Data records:
******************************

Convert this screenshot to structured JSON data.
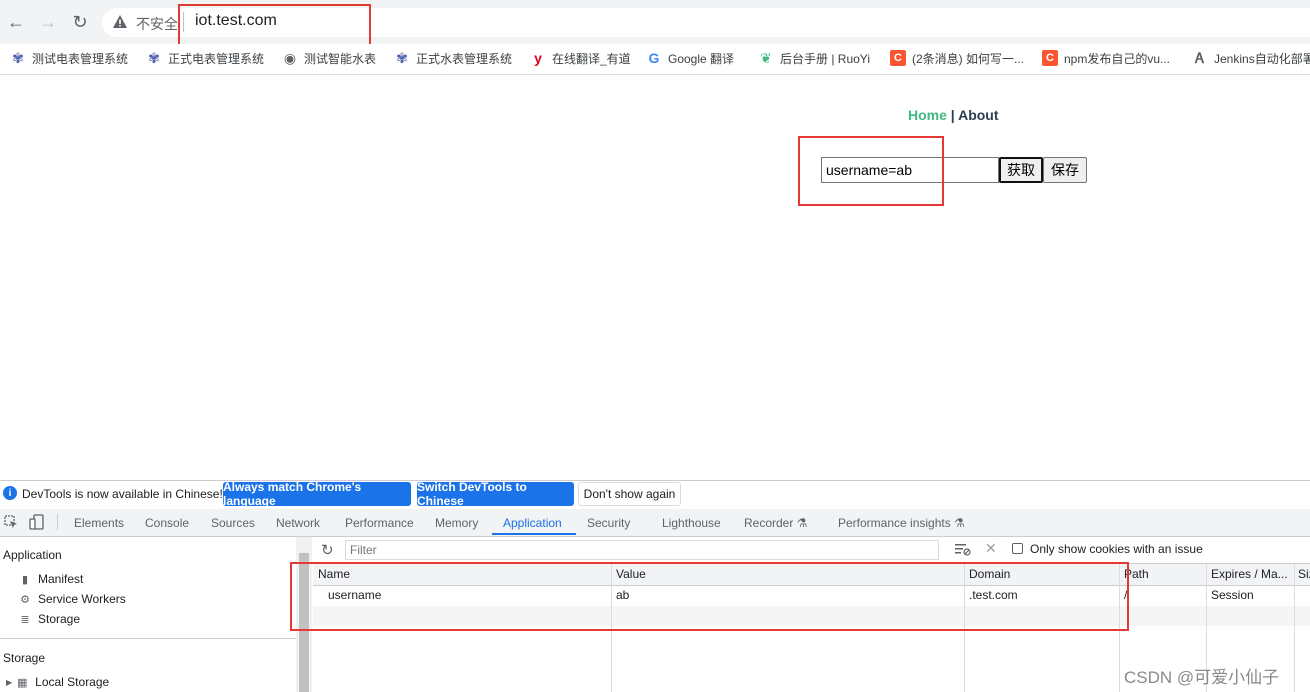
{
  "browser": {
    "insecure_label": "不安全",
    "url": "iot.test.com"
  },
  "bookmarks": [
    {
      "label": "测试电表管理系统",
      "icon": "lotus-icon",
      "color": "#4a5aa8"
    },
    {
      "label": "正式电表管理系统",
      "icon": "lotus-icon",
      "color": "#4a5aa8"
    },
    {
      "label": "测试智能水表",
      "icon": "globe-icon",
      "color": "#5f6368"
    },
    {
      "label": "正式水表管理系统",
      "icon": "lotus-icon",
      "color": "#4a5aa8"
    },
    {
      "label": "在线翻译_有道",
      "icon": "youdao-icon",
      "color": "#e0001b"
    },
    {
      "label": "Google 翻译",
      "icon": "google-translate-icon",
      "color": "#4285f4"
    },
    {
      "label": "后台手册 | RuoYi",
      "icon": "leaf-icon",
      "color": "#42b983"
    },
    {
      "label": "(2条消息) 如何写一...",
      "icon": "csdn-icon",
      "color": "#fc5531"
    },
    {
      "label": "npm发布自己的vu...",
      "icon": "csdn-icon",
      "color": "#fc5531"
    },
    {
      "label": "Jenkins自动化部署",
      "icon": "jenkins-icon",
      "color": "#5f6368"
    }
  ],
  "page": {
    "nav_home": "Home",
    "nav_sep": "|",
    "nav_about": "About",
    "cookie_input_value": "username=ab",
    "get_button": "获取",
    "save_button": "保存"
  },
  "devtools": {
    "info_text": "DevTools is now available in Chinese!",
    "match_lang_button": "Always match Chrome's language",
    "switch_button": "Switch DevTools to Chinese",
    "dont_show_button": "Don't show again",
    "tabs": [
      "Elements",
      "Console",
      "Sources",
      "Network",
      "Performance",
      "Memory",
      "Application",
      "Security",
      "Lighthouse",
      "Recorder",
      "Performance insights"
    ],
    "active_tab": "Application",
    "sidebar": {
      "application_heading": "Application",
      "items": [
        "Manifest",
        "Service Workers",
        "Storage"
      ],
      "storage_heading": "Storage",
      "storage_items": [
        "Local Storage"
      ]
    },
    "filter_placeholder": "Filter",
    "only_issue_label": "Only show cookies with an issue",
    "columns": [
      "Name",
      "Value",
      "Domain",
      "Path",
      "Expires / Ma...",
      "Siz"
    ],
    "rows": [
      {
        "name": "username",
        "value": "ab",
        "domain": ".test.com",
        "path": "/",
        "expires": "Session"
      }
    ]
  },
  "watermark": "CSDN @可爱小仙子"
}
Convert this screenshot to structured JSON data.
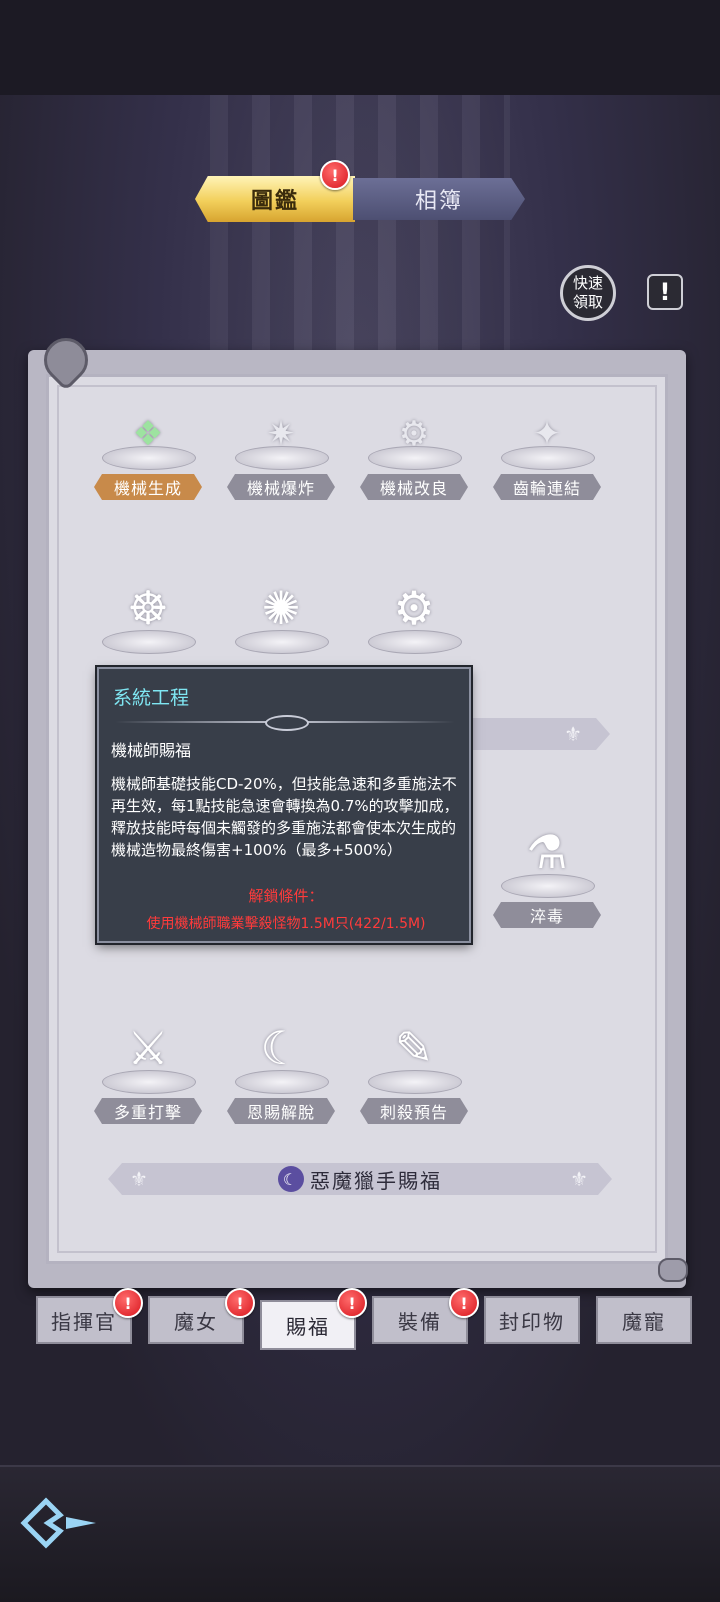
{
  "top_tabs": {
    "gallery": "圖鑑",
    "match": "相簿"
  },
  "quick_claim": "快速\n領取",
  "warning_glyph": "!",
  "alert_glyph": "!",
  "top_skills": [
    {
      "label": "機械生成",
      "active": true,
      "icon": "mech-generate-icon",
      "glyph": "❖"
    },
    {
      "label": "機械爆炸",
      "active": false,
      "icon": "mech-explosion-icon",
      "glyph": "✷"
    },
    {
      "label": "機械改良",
      "active": false,
      "icon": "mech-upgrade-icon",
      "glyph": "⚙"
    },
    {
      "label": "齒輪連結",
      "active": false,
      "icon": "gear-link-icon",
      "glyph": "✦"
    }
  ],
  "mid_icons": [
    {
      "icon": "mech-spider-icon",
      "glyph": "☸"
    },
    {
      "icon": "drill-icon",
      "glyph": "✺"
    },
    {
      "icon": "gear-box-icon",
      "glyph": "⚙"
    }
  ],
  "poison_skill": {
    "label": "淬毒",
    "icon": "poison-dagger-icon",
    "glyph": "⚗"
  },
  "bottom_skills": [
    {
      "label": "多重打擊",
      "icon": "multi-strike-icon",
      "glyph": "⚔"
    },
    {
      "label": "恩賜解脫",
      "icon": "grace-release-icon",
      "glyph": "☾"
    },
    {
      "label": "刺殺預告",
      "icon": "assassination-notice-icon",
      "glyph": "✎"
    }
  ],
  "section_title": "惡魔獵手賜福",
  "tooltip": {
    "title": "系統工程",
    "subtitle": "機械師賜福",
    "description": "機械師基礎技能CD-20%，但技能急速和多重施法不再生效，每1點技能急速會轉換為0.7%的攻擊加成，釋放技能時每個未觸發的多重施法都會使本次生成的機械造物最終傷害+100%（最多+500%）",
    "condition_header": "解鎖條件：",
    "condition": "使用機械師職業擊殺怪物1.5M只(422/1.5M)"
  },
  "bottom_tabs": [
    {
      "label": "指揮官",
      "alert": true,
      "active": false
    },
    {
      "label": "魔女",
      "alert": true,
      "active": false
    },
    {
      "label": "賜福",
      "alert": true,
      "active": true
    },
    {
      "label": "裝備",
      "alert": true,
      "active": false
    },
    {
      "label": "封印物",
      "alert": false,
      "active": false
    },
    {
      "label": "魔寵",
      "alert": false,
      "active": false
    }
  ],
  "colors": {
    "accent_gold": "#f2cf5a",
    "tooltip_title": "#7fe6f2",
    "condition_red": "#ff3b3b",
    "active_label": "#c88a4a"
  }
}
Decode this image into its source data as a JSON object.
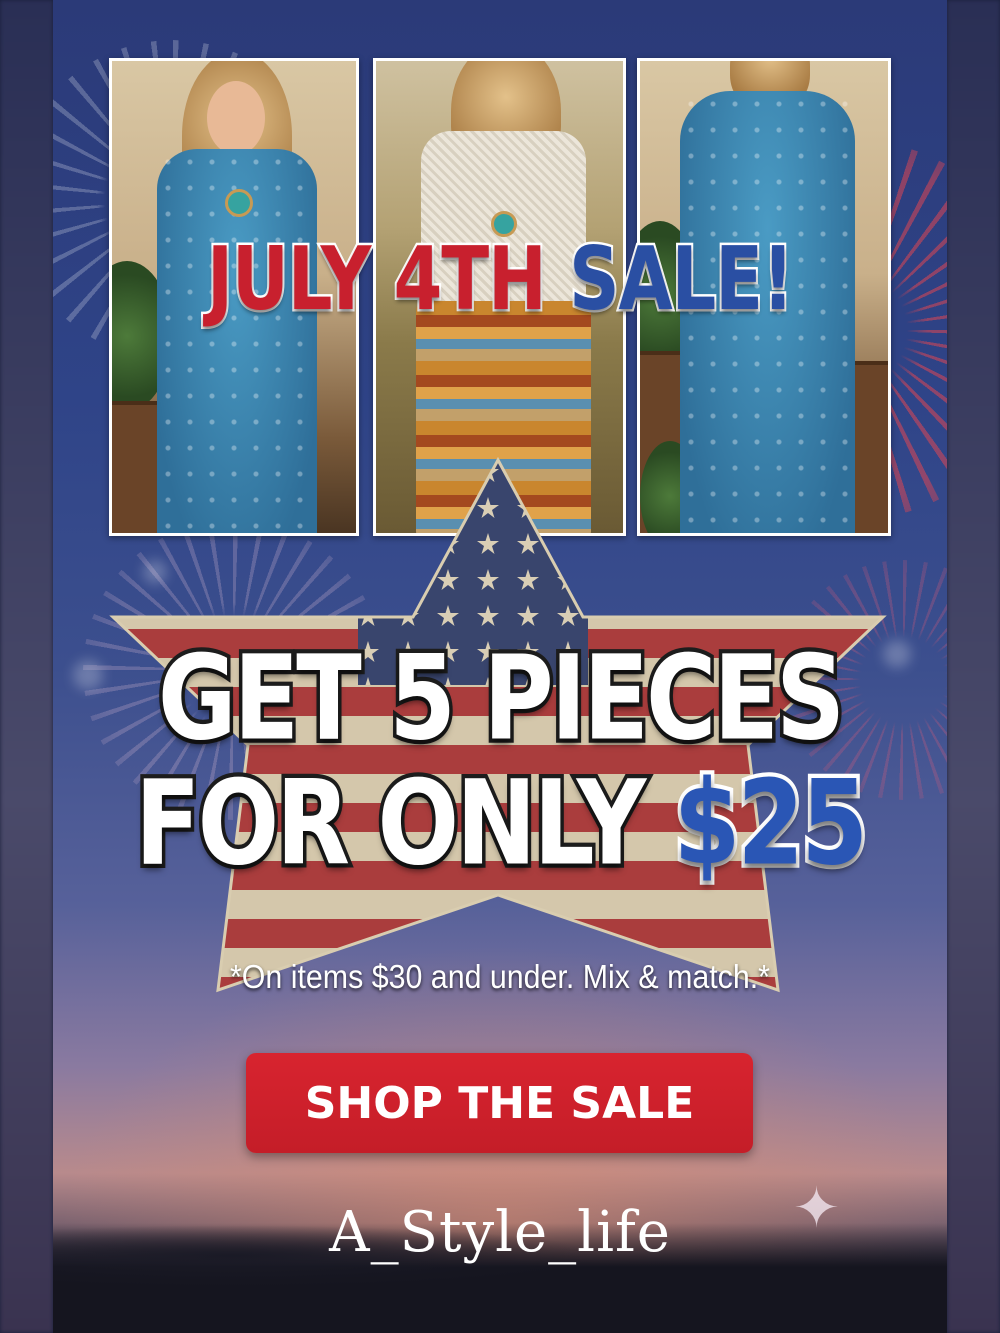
{
  "headline": {
    "part1": "JULY 4TH",
    "part2": "SALE!"
  },
  "offer": {
    "line1": "GET 5 PIECES",
    "line2_prefix": "FOR ONLY",
    "price": "$25"
  },
  "fine_print": "*On items $30 and under. Mix & match.*",
  "cta": {
    "label": "SHOP THE SALE"
  },
  "brand": "A_Style_life",
  "photos": [
    {
      "subject": "blue-embroidered-maxi-dress-front"
    },
    {
      "subject": "crochet-top-with-feather-print-skirt"
    },
    {
      "subject": "blue-embroidered-maxi-dress-back"
    }
  ],
  "colors": {
    "headline_red": "#c8202e",
    "headline_blue": "#2a4fa3",
    "price_blue": "#2a56b5",
    "cta_red": "#d8242f",
    "flag_red": "#b5343a",
    "flag_cream": "#e8dcc0",
    "flag_navy": "#2b3d74"
  },
  "icons": {
    "sparkle": "sparkle-icon",
    "star": "flag-star-graphic"
  }
}
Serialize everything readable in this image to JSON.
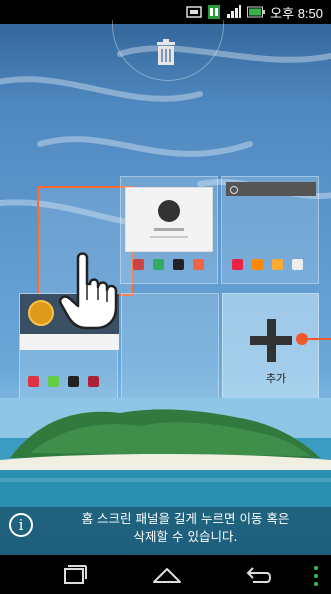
{
  "status_bar": {
    "time": "오후 8:50"
  },
  "panels": {
    "add_label": "추가"
  },
  "info": {
    "message_line1": "홈 스크린 패널을 길게 누르면 이동 혹은",
    "message_line2": "삭제할 수 있습니다."
  },
  "colors": {
    "selection": "#ff6a2a",
    "accent": "#f05a2a"
  }
}
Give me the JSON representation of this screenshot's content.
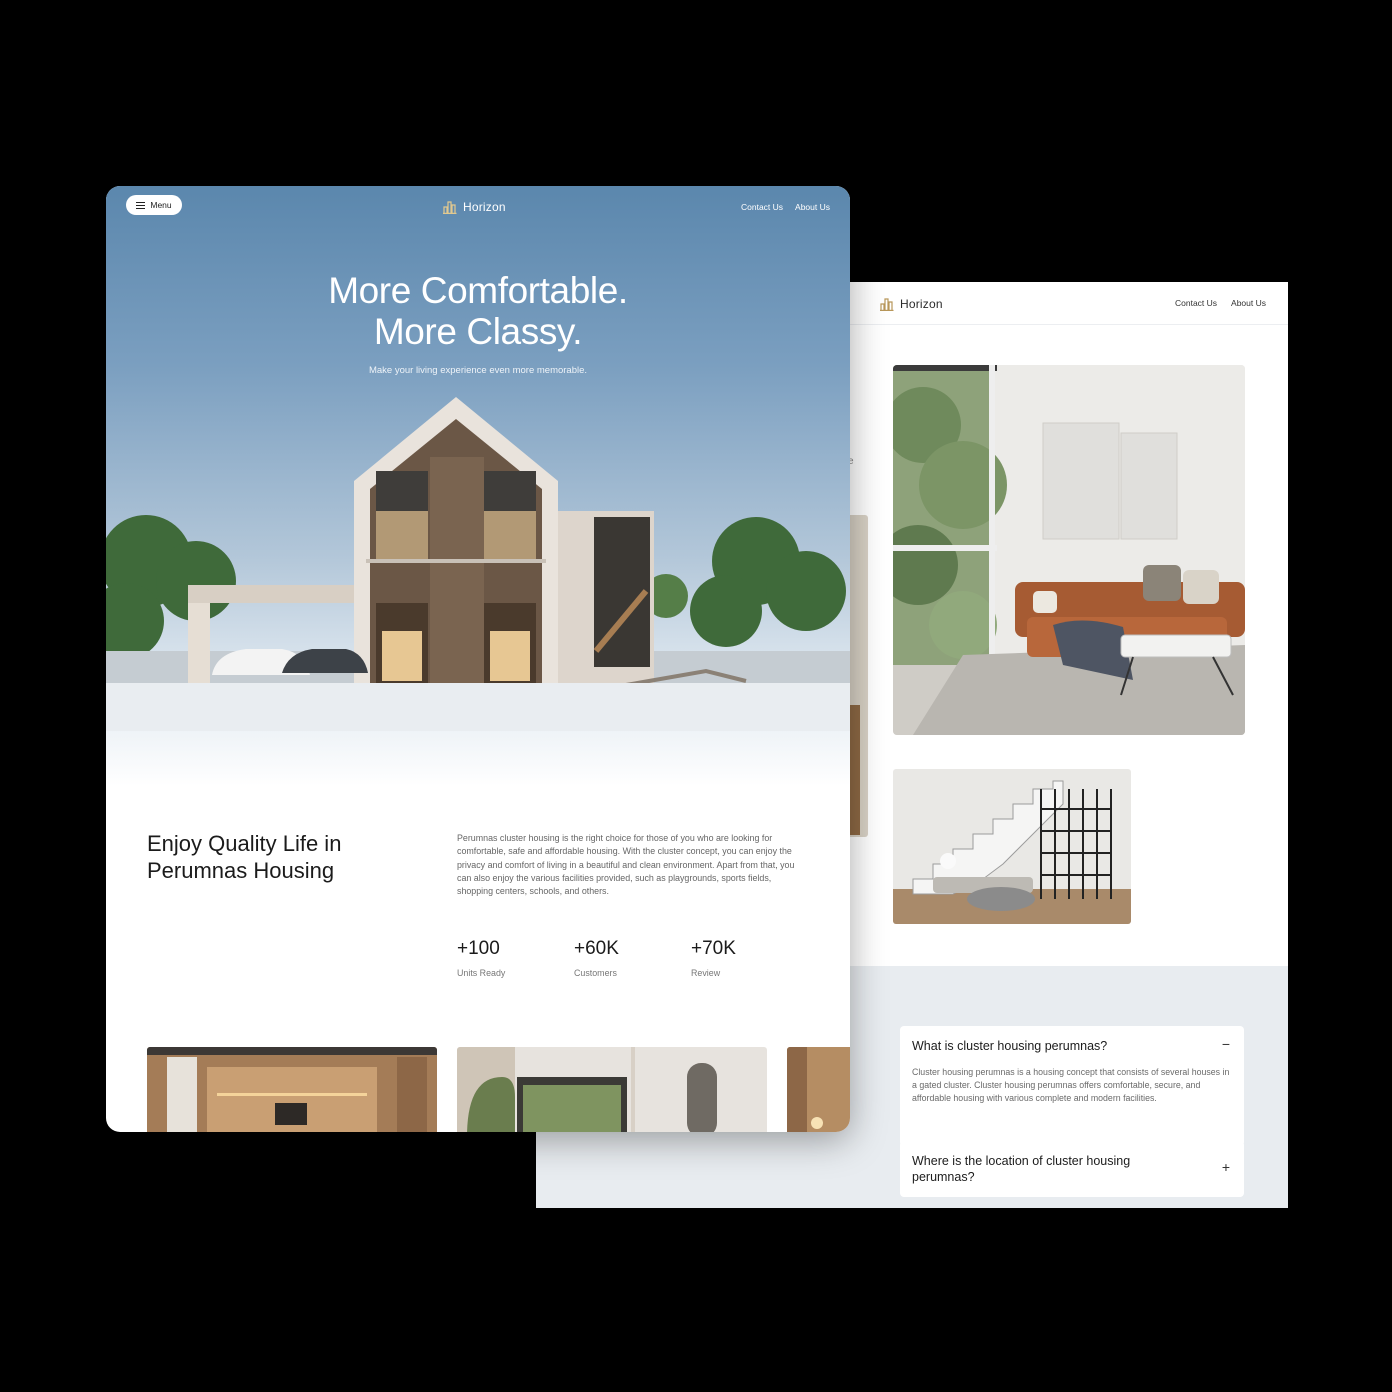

******************************

Exercise task |
Search the data for the string "Performance" and copy each line where it appears.

Answer to this exercise |
      "Performance",
      "Performance insights"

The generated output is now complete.